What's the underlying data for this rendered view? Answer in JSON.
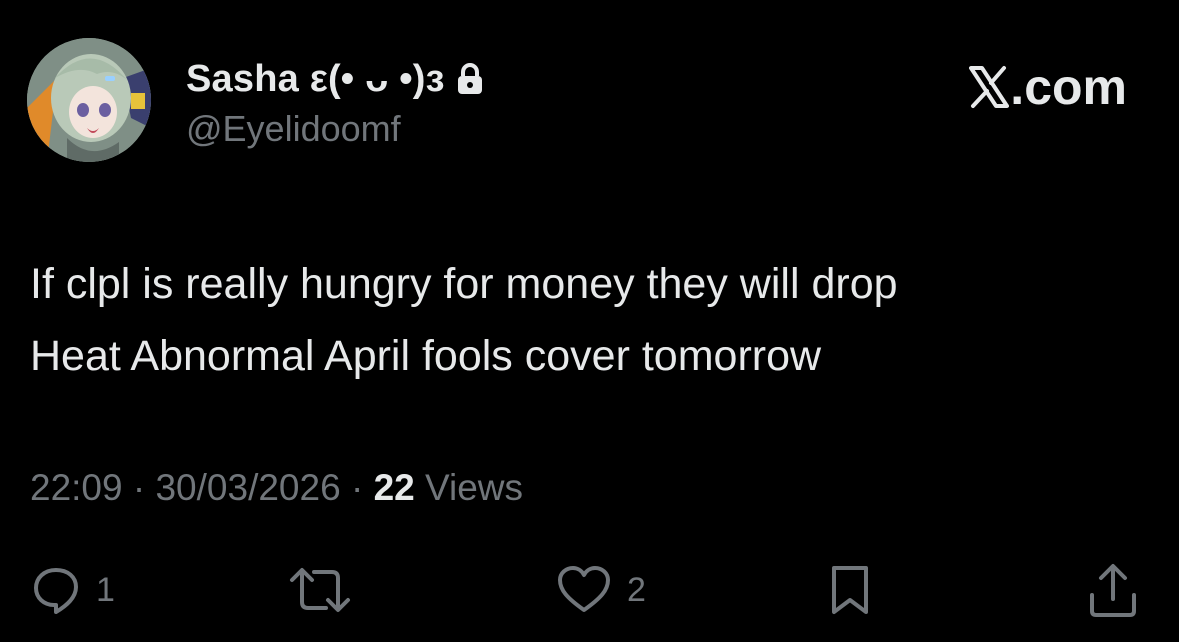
{
  "author": {
    "display_name": "Sasha ε(• ᴗ •)з",
    "handle": "@Eyelidoomf",
    "protected_icon": "lock-icon",
    "avatar": "anime-character-avatar"
  },
  "brand": {
    "label": ".com",
    "logo_icon": "x-logo-icon"
  },
  "tweet": {
    "lines": [
      "If clpl is really hungry for money they will drop",
      "Heat Abnormal April fools cover tomorrow"
    ],
    "time": "22:09",
    "separator": "·",
    "date": "30/03/2026",
    "views_count": "22",
    "views_label": "Views"
  },
  "actions": {
    "reply": {
      "icon": "reply-icon",
      "count": "1"
    },
    "retweet": {
      "icon": "retweet-icon",
      "count": ""
    },
    "like": {
      "icon": "heart-icon",
      "count": "2"
    },
    "bookmark": {
      "icon": "bookmark-icon"
    },
    "share": {
      "icon": "share-icon"
    }
  },
  "colors": {
    "background": "#000000",
    "primary_text": "#e7e9ea",
    "secondary_text": "#71767b"
  }
}
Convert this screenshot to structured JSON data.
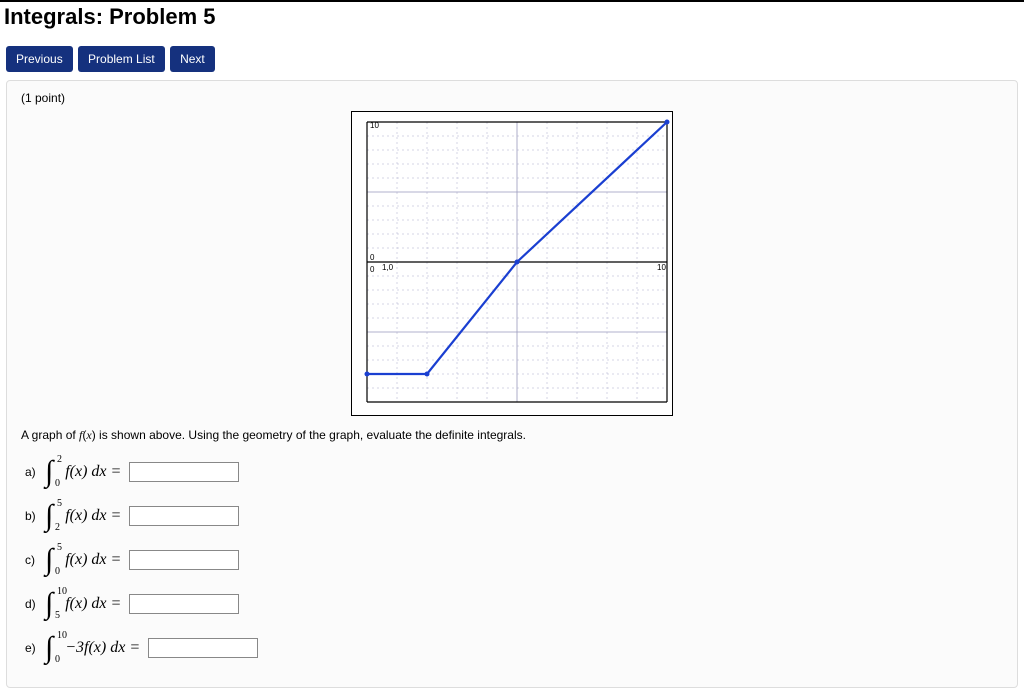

■ ■ ■ ■

■ **Task statement**: Leave the pictures out and reproduce each record exactly as written.

■ **Written solution**:
What's the underlying data for this rendered view? Answer in JSON.
{
  "author": {
    "display_name": "Sasha ε(• ᴗ •)з",
    "handle": "@Eyelidoomf",
    "protected_icon": "lock-icon",
    "avatar": "anime-character-avatar"
  },
  "brand": {
    "label": ".com",
    "logo_icon": "x-logo-icon"
  },
  "tweet": {
    "lines": [
      "If clpl is really hungry for money they will drop",
      "Heat Abnormal April fools cover tomorrow"
    ],
    "time": "22:09",
    "separator": "·",
    "date": "30/03/2026",
    "views_count": "22",
    "views_label": "Views"
  },
  "actions": {
    "reply": {
      "icon": "reply-icon",
      "count": "1"
    },
    "retweet": {
      "icon": "retweet-icon",
      "count": ""
    },
    "like": {
      "icon": "heart-icon",
      "count": "2"
    },
    "bookmark": {
      "icon": "bookmark-icon"
    },
    "share": {
      "icon": "share-icon"
    }
  },
  "colors": {
    "background": "#000000",
    "primary_text": "#e7e9ea",
    "secondary_text": "#71767b"
  }
}
Convert this screenshot to structured JSON data.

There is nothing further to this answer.